* [CHALLENGE]
Below are some records; give them all again exactly, but not the pictures.

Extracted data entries

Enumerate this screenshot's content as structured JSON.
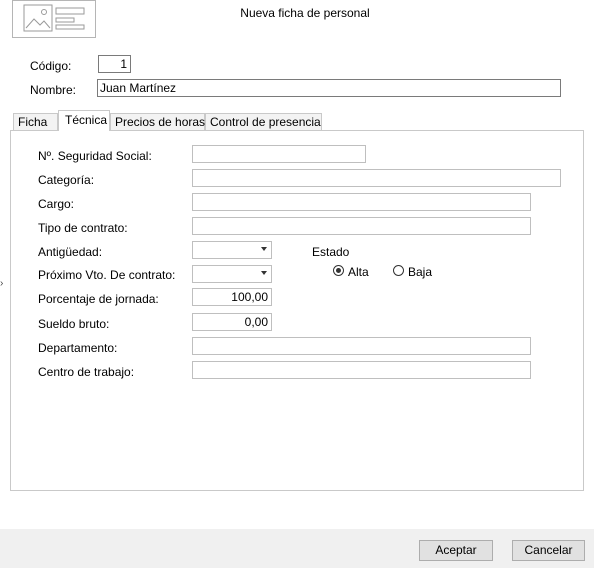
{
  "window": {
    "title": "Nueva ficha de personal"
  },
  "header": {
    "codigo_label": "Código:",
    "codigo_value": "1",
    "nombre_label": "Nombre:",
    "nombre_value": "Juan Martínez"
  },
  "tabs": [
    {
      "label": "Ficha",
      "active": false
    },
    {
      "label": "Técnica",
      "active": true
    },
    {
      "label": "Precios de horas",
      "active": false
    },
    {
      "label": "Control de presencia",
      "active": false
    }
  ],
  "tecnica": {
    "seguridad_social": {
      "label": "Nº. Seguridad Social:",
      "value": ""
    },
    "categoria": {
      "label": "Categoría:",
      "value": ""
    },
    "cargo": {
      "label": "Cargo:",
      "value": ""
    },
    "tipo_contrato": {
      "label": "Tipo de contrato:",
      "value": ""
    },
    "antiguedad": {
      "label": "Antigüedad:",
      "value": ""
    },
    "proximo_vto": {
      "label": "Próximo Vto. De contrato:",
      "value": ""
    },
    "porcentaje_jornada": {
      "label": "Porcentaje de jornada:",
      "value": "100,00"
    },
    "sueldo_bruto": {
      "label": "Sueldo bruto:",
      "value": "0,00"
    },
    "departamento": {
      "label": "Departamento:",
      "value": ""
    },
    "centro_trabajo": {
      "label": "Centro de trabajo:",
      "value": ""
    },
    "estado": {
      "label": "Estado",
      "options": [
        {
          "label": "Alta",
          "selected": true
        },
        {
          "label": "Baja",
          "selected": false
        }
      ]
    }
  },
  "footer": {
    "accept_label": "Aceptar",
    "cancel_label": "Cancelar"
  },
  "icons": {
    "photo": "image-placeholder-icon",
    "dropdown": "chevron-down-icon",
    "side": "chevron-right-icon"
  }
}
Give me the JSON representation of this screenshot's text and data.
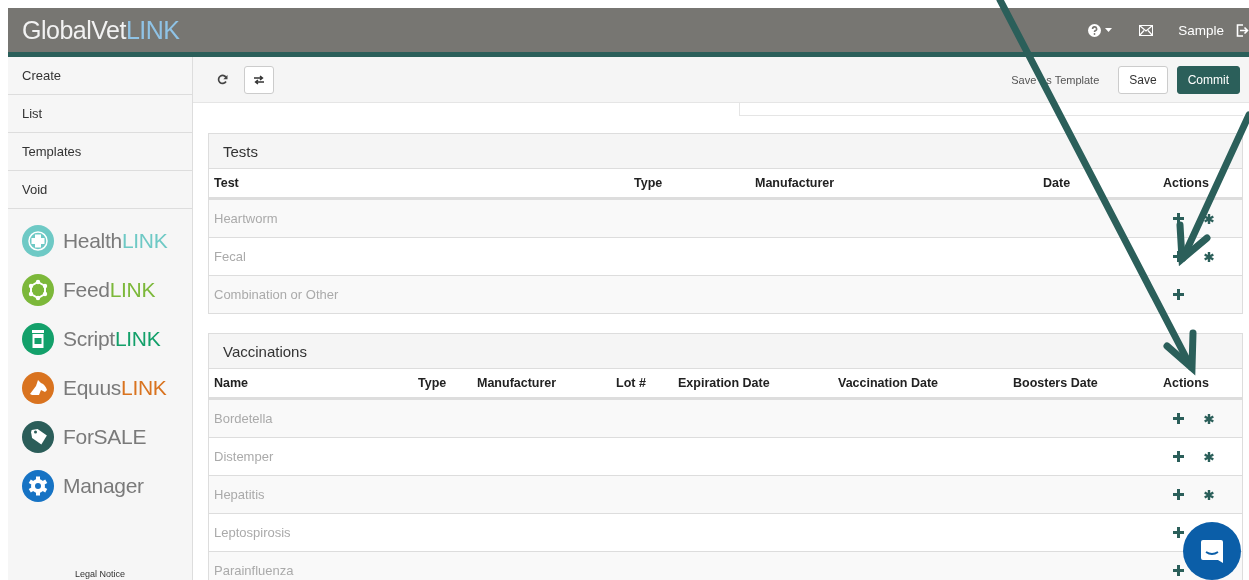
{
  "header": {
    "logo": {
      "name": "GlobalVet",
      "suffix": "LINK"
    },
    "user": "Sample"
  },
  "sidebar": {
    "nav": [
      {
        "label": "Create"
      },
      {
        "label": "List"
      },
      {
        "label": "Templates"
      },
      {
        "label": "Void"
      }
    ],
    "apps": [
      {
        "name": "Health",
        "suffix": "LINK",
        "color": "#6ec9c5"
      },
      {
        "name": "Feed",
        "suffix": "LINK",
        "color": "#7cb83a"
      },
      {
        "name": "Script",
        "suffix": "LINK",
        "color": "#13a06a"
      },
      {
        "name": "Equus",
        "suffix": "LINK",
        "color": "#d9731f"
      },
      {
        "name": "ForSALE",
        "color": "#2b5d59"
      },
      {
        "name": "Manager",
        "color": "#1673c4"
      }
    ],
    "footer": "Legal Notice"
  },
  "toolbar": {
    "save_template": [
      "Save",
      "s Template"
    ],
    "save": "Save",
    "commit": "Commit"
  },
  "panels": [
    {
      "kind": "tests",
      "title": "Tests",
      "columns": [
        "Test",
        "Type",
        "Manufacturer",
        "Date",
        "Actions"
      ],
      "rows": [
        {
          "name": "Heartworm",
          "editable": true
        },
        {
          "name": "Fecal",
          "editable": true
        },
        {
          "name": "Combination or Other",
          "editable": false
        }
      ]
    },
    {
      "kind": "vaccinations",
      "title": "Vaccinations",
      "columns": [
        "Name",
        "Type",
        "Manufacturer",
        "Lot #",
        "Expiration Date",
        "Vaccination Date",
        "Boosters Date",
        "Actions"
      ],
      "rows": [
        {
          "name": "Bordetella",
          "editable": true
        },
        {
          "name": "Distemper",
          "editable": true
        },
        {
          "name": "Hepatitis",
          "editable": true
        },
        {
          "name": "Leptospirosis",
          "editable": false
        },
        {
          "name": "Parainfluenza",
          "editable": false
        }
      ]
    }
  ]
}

* [WRITTEN REPLY]
Enumerate this screenshot's content as structured JSON.
{
  "window": {
    "title": "Nueva ficha de personal"
  },
  "header": {
    "codigo_label": "Código:",
    "codigo_value": "1",
    "nombre_label": "Nombre:",
    "nombre_value": "Juan Martínez"
  },
  "tabs": [
    {
      "label": "Ficha",
      "active": false
    },
    {
      "label": "Técnica",
      "active": true
    },
    {
      "label": "Precios de horas",
      "active": false
    },
    {
      "label": "Control de presencia",
      "active": false
    }
  ],
  "tecnica": {
    "seguridad_social": {
      "label": "Nº. Seguridad Social:",
      "value": ""
    },
    "categoria": {
      "label": "Categoría:",
      "value": ""
    },
    "cargo": {
      "label": "Cargo:",
      "value": ""
    },
    "tipo_contrato": {
      "label": "Tipo de contrato:",
      "value": ""
    },
    "antiguedad": {
      "label": "Antigüedad:",
      "value": ""
    },
    "proximo_vto": {
      "label": "Próximo Vto. De contrato:",
      "value": ""
    },
    "porcentaje_jornada": {
      "label": "Porcentaje de jornada:",
      "value": "100,00"
    },
    "sueldo_bruto": {
      "label": "Sueldo bruto:",
      "value": "0,00"
    },
    "departamento": {
      "label": "Departamento:",
      "value": ""
    },
    "centro_trabajo": {
      "label": "Centro de trabajo:",
      "value": ""
    },
    "estado": {
      "label": "Estado",
      "options": [
        {
          "label": "Alta",
          "selected": true
        },
        {
          "label": "Baja",
          "selected": false
        }
      ]
    }
  },
  "footer": {
    "accept_label": "Aceptar",
    "cancel_label": "Cancelar"
  },
  "icons": {
    "photo": "image-placeholder-icon",
    "dropdown": "chevron-down-icon",
    "side": "chevron-right-icon"
  }
}
Give me the JSON representation of this screenshot's text and data.
{
  "header": {
    "logo": {
      "name": "GlobalVet",
      "suffix": "LINK"
    },
    "user": "Sample"
  },
  "sidebar": {
    "nav": [
      {
        "label": "Create"
      },
      {
        "label": "List"
      },
      {
        "label": "Templates"
      },
      {
        "label": "Void"
      }
    ],
    "apps": [
      {
        "name": "Health",
        "suffix": "LINK",
        "color": "#6ec9c5"
      },
      {
        "name": "Feed",
        "suffix": "LINK",
        "color": "#7cb83a"
      },
      {
        "name": "Script",
        "suffix": "LINK",
        "color": "#13a06a"
      },
      {
        "name": "Equus",
        "suffix": "LINK",
        "color": "#d9731f"
      },
      {
        "name": "ForSALE",
        "color": "#2b5d59"
      },
      {
        "name": "Manager",
        "color": "#1673c4"
      }
    ],
    "footer": "Legal Notice"
  },
  "toolbar": {
    "save_template": [
      "Save",
      "s Template"
    ],
    "save": "Save",
    "commit": "Commit"
  },
  "panels": [
    {
      "kind": "tests",
      "title": "Tests",
      "columns": [
        "Test",
        "Type",
        "Manufacturer",
        "Date",
        "Actions"
      ],
      "rows": [
        {
          "name": "Heartworm",
          "editable": true
        },
        {
          "name": "Fecal",
          "editable": true
        },
        {
          "name": "Combination or Other",
          "editable": false
        }
      ]
    },
    {
      "kind": "vaccinations",
      "title": "Vaccinations",
      "columns": [
        "Name",
        "Type",
        "Manufacturer",
        "Lot #",
        "Expiration Date",
        "Vaccination Date",
        "Boosters Date",
        "Actions"
      ],
      "rows": [
        {
          "name": "Bordetella",
          "editable": true
        },
        {
          "name": "Distemper",
          "editable": true
        },
        {
          "name": "Hepatitis",
          "editable": true
        },
        {
          "name": "Leptospirosis",
          "editable": false
        },
        {
          "name": "Parainfluenza",
          "editable": false
        }
      ]
    }
  ]
}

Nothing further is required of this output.